▶ WHAT YOU SHOULD DO:
Locate the word "exploitée" in the material, then show every line that holds it.

========================================

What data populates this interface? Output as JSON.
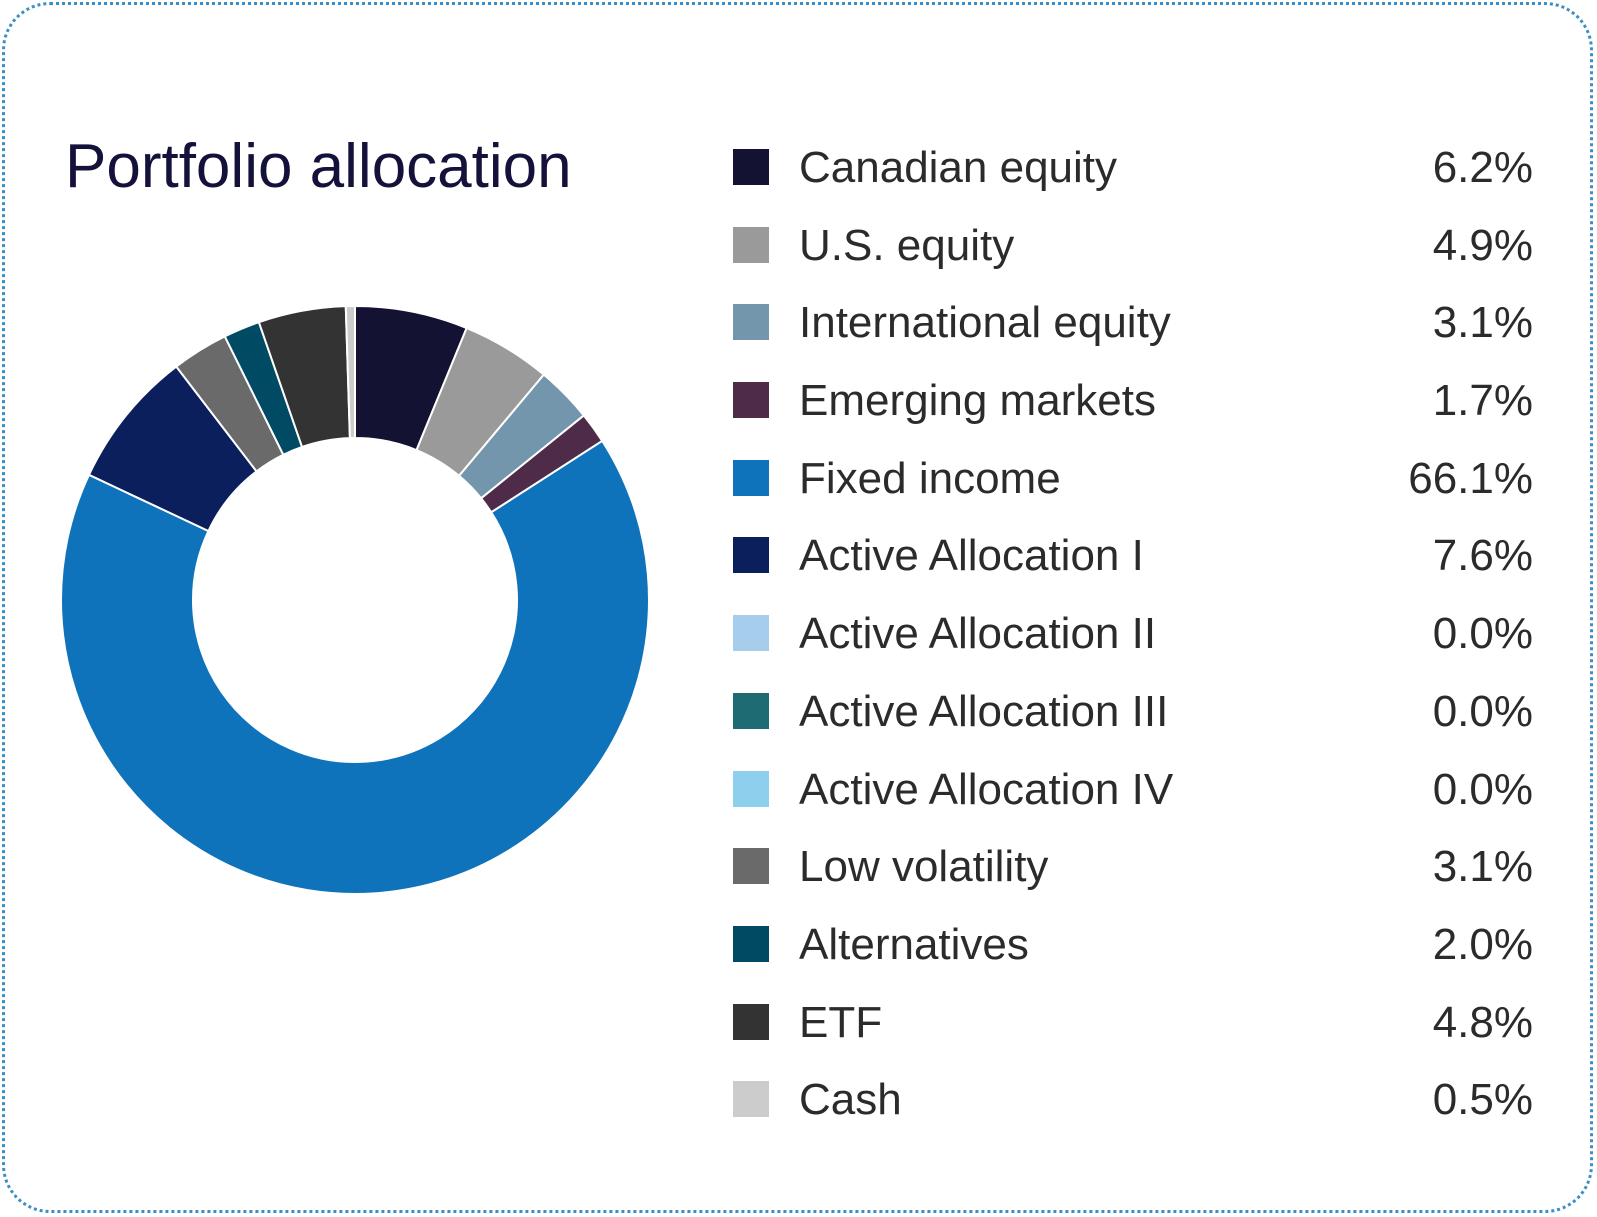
{
  "chart_data": {
    "type": "pie",
    "title": "Portfolio allocation",
    "donut": true,
    "legend_position": "right",
    "slices": [
      {
        "label": "Canadian equity",
        "value": 6.2,
        "display": "6.2%",
        "color": "#141233"
      },
      {
        "label": "U.S. equity",
        "value": 4.9,
        "display": "4.9%",
        "color": "#9a9a9a"
      },
      {
        "label": "International equity",
        "value": 3.1,
        "display": "3.1%",
        "color": "#7396ad"
      },
      {
        "label": "Emerging markets",
        "value": 1.7,
        "display": "1.7%",
        "color": "#4f2b4a"
      },
      {
        "label": "Fixed income",
        "value": 66.1,
        "display": "66.1%",
        "color": "#0f73bb"
      },
      {
        "label": "Active Allocation I",
        "value": 7.6,
        "display": "7.6%",
        "color": "#0b1f5c"
      },
      {
        "label": "Active Allocation II",
        "value": 0.0,
        "display": "0.0%",
        "color": "#a7cdec"
      },
      {
        "label": "Active Allocation III",
        "value": 0.0,
        "display": "0.0%",
        "color": "#1e6b73"
      },
      {
        "label": "Active Allocation IV",
        "value": 0.0,
        "display": "0.0%",
        "color": "#8fcfee"
      },
      {
        "label": "Low volatility",
        "value": 3.1,
        "display": "3.1%",
        "color": "#6a6a6a"
      },
      {
        "label": "Alternatives",
        "value": 2.0,
        "display": "2.0%",
        "color": "#004b63"
      },
      {
        "label": "ETF",
        "value": 4.8,
        "display": "4.8%",
        "color": "#333333"
      },
      {
        "label": "Cash",
        "value": 0.5,
        "display": "0.5%",
        "color": "#cccccc"
      }
    ]
  }
}
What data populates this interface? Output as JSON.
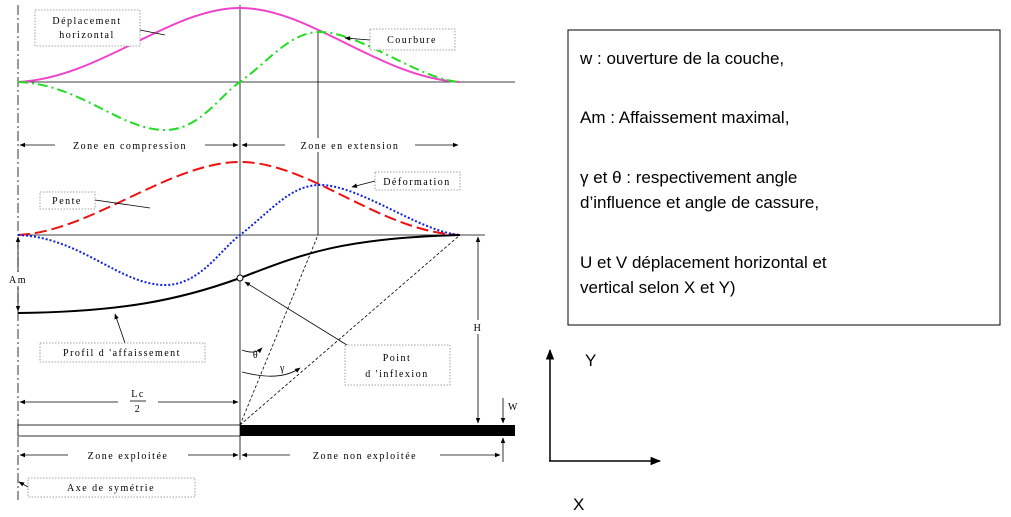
{
  "labels": {
    "horizontal_displacement": [
      "Déplacement",
      "horizontal"
    ],
    "curvature": "Courbure",
    "compression_zone": "Zone en compression",
    "extension_zone": "Zone en extension",
    "slope": "Pente",
    "deformation": "Déformation",
    "subsidence_max": "Am",
    "subsidence_profile": "Profil d 'affaissement",
    "inflection_point": [
      "Point",
      "d 'inflexion"
    ],
    "theta": "θ",
    "gamma": "γ",
    "depth": "H",
    "half_length": [
      "Lc",
      "2"
    ],
    "opening": "W",
    "mined_zone": "Zone exploitée",
    "unmined_zone": "Zone non exploitée",
    "symmetry_axis": "Axe de symétrie"
  },
  "legend": [
    "w : ouverture de la couche,",
    "Am : Affaissement maximal,",
    "γ et θ : respectivement angle",
    "d’influence et angle de cassure,",
    "U et V déplacement horizontal et",
    "vertical selon X et Y)"
  ],
  "axes": {
    "y": "Y",
    "x": "X"
  }
}
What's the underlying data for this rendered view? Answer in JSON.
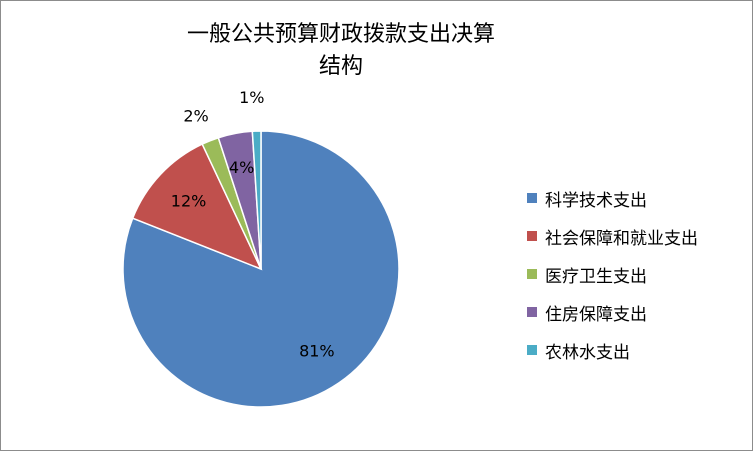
{
  "chart_data": {
    "type": "pie",
    "title_lines": [
      "一般公共预算财政拨款支出决算",
      "结构"
    ],
    "categories": [
      "科学技术支出",
      "社会保障和就业支出",
      "医疗卫生支出",
      "住房保障支出",
      "农林水支出"
    ],
    "values": [
      81,
      12,
      2,
      4,
      1
    ],
    "value_labels": [
      "81%",
      "12%",
      "2%",
      "4%",
      "1%"
    ],
    "colors": [
      "#4F81BD",
      "#C0504D",
      "#9BBB59",
      "#8064A2",
      "#4BACC6"
    ],
    "legend_position": "right",
    "start_angle": "12 o'clock",
    "direction": "clockwise"
  }
}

========================================

▶ OUTPUT OF THE TASK:
    "mined_zone": "Zone exploitée",
    "unmined_zone": "Zone non exploitée",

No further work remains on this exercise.